- Exercise -
In the article below about Global TV and Channel 9, where did Global TV rank among cable operators in Georgia by number of subscribers before 2012?
# START OF Selected excerpt
Alexander Baramidze is a lawyer currently working for Bidzina Ivanishvili.

Global TV is a cable operator that provides services to its subscribers in Tbilisi and some other regions of Georgia. The company also owns a satellite broadcasting license which allows it to broadcast its signal by way of satellite. Before 2012, Global TV had a more-or-less stable life. By number of subscribers the company ranked third in a pretty diversified cable operators market in Georgia, writes Alexander Baramidze, lawyer who works for Bidzina Ivanishvili.

Everything turned upside down early this year when the company’s leadership decided to include Channel 9 in its program packages provided to the company’s subscribers. Channel 9 is a brand new TV station in which the present government of Georgia apparently sees a major threat to the status quo that has been shaped in the Georgian TV market since the Rose Revolution, where the market has been dominated by three government-controlled national broadcasters with a small segment of alternative sources of information being left for the viewers in Tbilisi.

There is a reason for why the Government has been so nervous about Channel 9. The station is owned by a company in which most of shares are held by the wife of a Georgian billionaire, Bidzina Ivanishvili. In October 2011, Mr Ivanishvili proclaimed his desire to establish a political party and run for office in parliamentary elections due in October 2012. The government is anxious that Channel 9 will break the myth of democracy and economic growth which has been indoctrinated by the three nationwide pro-government broadcasters by all means, including old Soviet-style propaganda and some modern and advanced methods of brainwashing.

As soon as Global TV proclaimed its decision to carry the Channel 9 signal, on several occasions the company found its that equipment it was importing was damaged at customs terminals. There is credible evidence that the equipment in question was working before it reached customs. Therefore, the government’s inaction in terms of investigating crime and bringing those responsible to justice only strengthens suspicion that the damage was inspired by the government itself. By the way, some similar problems with other media outlets have been mentioned by the US Department of State in its recently publicized 2011 human rights report for Georgia.
# END OF Selected excerpt
# START OF Given information
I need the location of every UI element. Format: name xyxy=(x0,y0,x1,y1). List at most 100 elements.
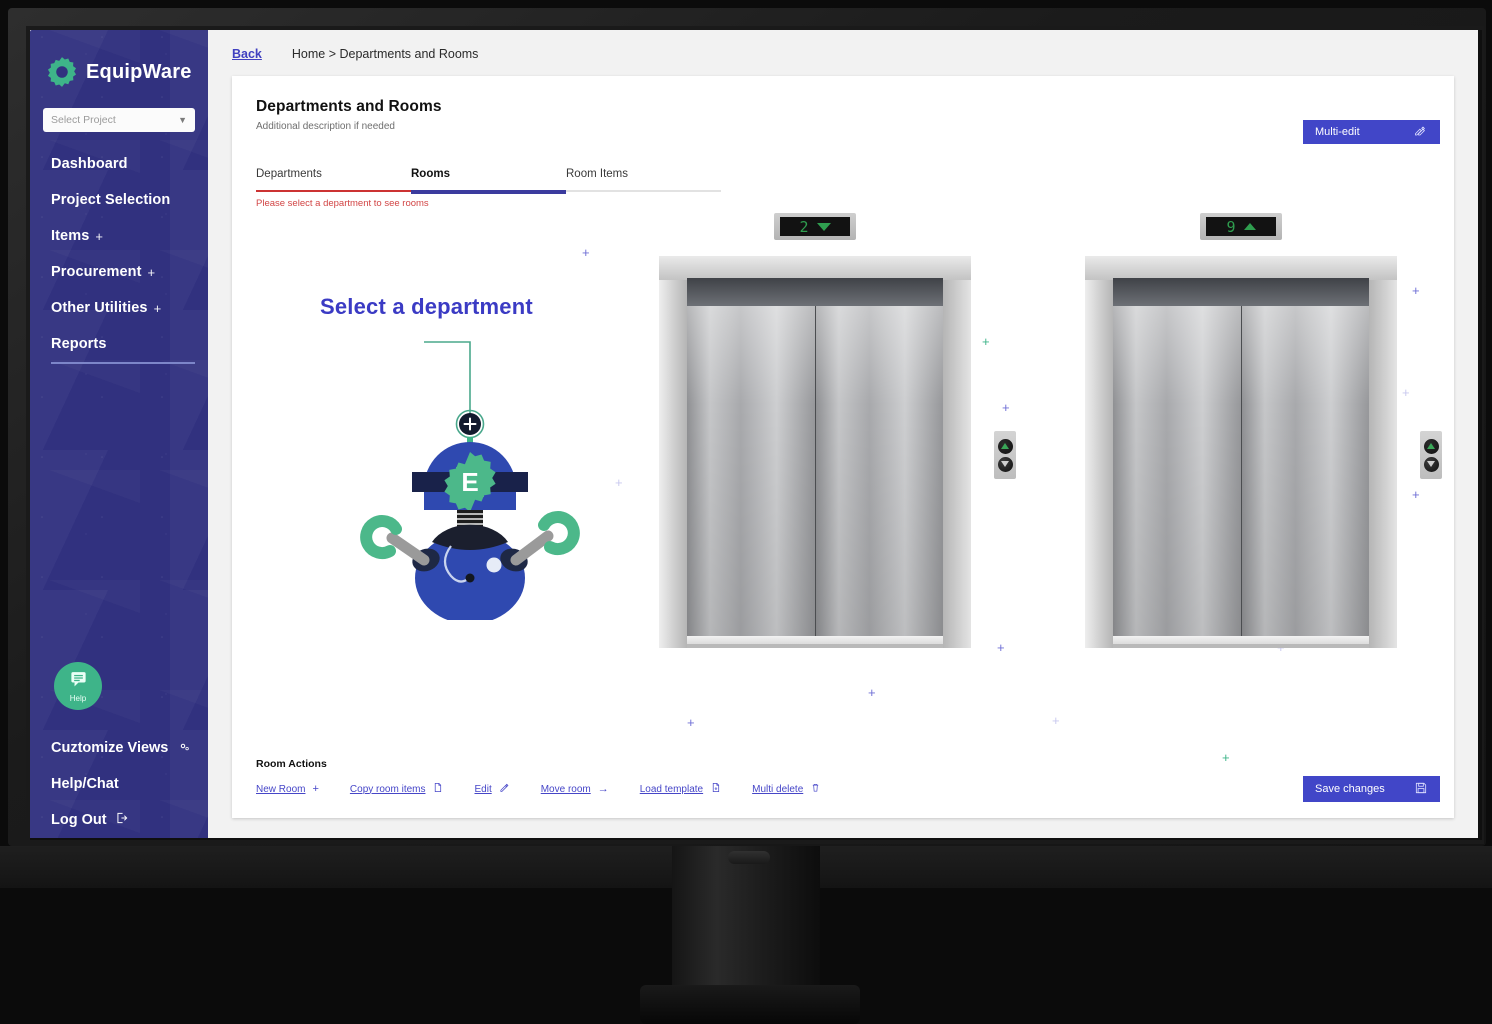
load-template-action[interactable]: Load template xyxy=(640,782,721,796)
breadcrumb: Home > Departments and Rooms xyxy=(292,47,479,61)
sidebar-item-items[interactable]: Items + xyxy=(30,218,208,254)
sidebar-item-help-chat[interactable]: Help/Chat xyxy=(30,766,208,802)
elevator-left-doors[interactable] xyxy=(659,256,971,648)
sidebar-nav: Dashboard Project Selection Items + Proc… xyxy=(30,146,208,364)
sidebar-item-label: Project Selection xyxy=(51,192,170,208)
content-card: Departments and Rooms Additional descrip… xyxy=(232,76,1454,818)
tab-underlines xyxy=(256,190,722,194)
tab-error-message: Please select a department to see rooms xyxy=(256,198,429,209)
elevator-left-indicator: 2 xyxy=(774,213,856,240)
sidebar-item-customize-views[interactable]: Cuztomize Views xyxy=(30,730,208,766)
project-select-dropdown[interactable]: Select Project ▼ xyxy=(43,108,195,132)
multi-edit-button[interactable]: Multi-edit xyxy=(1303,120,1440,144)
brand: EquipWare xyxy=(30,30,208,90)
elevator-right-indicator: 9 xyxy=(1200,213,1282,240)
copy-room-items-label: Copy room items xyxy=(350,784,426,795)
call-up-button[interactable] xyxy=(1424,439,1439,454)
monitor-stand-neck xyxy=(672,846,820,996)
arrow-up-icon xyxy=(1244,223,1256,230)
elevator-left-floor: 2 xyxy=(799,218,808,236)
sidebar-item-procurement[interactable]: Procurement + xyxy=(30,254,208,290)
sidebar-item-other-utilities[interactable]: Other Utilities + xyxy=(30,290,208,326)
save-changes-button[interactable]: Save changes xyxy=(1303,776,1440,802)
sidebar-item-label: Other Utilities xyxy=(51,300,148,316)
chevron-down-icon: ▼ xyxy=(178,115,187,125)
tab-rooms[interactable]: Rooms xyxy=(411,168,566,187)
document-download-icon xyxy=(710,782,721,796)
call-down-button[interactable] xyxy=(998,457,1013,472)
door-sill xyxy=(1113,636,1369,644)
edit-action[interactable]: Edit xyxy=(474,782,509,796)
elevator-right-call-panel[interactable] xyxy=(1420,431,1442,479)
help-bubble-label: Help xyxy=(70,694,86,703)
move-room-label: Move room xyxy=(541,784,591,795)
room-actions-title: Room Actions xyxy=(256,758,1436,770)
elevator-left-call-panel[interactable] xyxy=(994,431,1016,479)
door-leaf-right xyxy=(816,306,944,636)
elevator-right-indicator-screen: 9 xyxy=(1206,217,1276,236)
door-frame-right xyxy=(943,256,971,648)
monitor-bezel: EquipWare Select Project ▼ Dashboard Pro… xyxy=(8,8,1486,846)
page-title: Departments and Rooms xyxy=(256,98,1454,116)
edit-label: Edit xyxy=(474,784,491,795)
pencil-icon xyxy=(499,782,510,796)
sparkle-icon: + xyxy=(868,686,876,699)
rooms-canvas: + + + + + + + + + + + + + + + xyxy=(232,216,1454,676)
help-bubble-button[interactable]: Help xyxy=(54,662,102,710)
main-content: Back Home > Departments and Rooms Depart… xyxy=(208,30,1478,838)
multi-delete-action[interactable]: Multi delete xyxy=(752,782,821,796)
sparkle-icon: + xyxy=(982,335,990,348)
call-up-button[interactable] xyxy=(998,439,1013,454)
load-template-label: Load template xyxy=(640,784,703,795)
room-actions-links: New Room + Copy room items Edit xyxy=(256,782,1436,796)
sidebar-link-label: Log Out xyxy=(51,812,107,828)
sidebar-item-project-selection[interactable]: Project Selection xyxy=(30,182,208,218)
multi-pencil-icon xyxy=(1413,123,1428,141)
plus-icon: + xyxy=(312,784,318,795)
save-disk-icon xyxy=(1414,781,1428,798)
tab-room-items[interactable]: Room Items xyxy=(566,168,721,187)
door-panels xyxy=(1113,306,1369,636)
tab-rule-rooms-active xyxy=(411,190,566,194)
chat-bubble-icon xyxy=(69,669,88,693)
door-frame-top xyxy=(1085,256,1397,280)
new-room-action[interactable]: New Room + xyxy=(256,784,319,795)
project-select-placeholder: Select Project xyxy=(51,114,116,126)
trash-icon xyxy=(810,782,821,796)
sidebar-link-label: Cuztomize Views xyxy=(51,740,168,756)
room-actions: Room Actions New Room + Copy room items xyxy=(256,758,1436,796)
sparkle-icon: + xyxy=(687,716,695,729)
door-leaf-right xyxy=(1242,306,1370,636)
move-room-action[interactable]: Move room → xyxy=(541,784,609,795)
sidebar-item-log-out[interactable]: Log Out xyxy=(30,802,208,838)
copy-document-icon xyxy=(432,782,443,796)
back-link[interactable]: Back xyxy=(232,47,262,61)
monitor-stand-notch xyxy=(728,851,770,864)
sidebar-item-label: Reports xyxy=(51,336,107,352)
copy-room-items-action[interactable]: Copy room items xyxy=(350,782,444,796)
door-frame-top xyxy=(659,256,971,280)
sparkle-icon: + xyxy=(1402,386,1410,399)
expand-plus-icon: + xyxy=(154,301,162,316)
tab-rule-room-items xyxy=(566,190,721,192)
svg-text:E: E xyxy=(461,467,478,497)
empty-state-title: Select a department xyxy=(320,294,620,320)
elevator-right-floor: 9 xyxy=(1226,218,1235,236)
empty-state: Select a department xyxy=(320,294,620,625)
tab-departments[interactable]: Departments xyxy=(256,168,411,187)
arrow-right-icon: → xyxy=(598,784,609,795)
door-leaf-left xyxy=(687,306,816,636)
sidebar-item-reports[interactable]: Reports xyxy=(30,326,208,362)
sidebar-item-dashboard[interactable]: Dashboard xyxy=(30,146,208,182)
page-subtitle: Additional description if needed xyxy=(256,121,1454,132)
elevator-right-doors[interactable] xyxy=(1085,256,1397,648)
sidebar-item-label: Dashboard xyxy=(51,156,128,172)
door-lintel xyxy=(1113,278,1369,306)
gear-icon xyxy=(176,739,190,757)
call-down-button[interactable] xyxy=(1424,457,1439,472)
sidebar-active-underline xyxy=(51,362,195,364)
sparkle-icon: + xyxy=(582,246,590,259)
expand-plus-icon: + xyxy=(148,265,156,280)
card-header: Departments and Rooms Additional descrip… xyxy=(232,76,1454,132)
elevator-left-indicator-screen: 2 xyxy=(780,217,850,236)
# END OF Given information
- Exercise solution -
Third.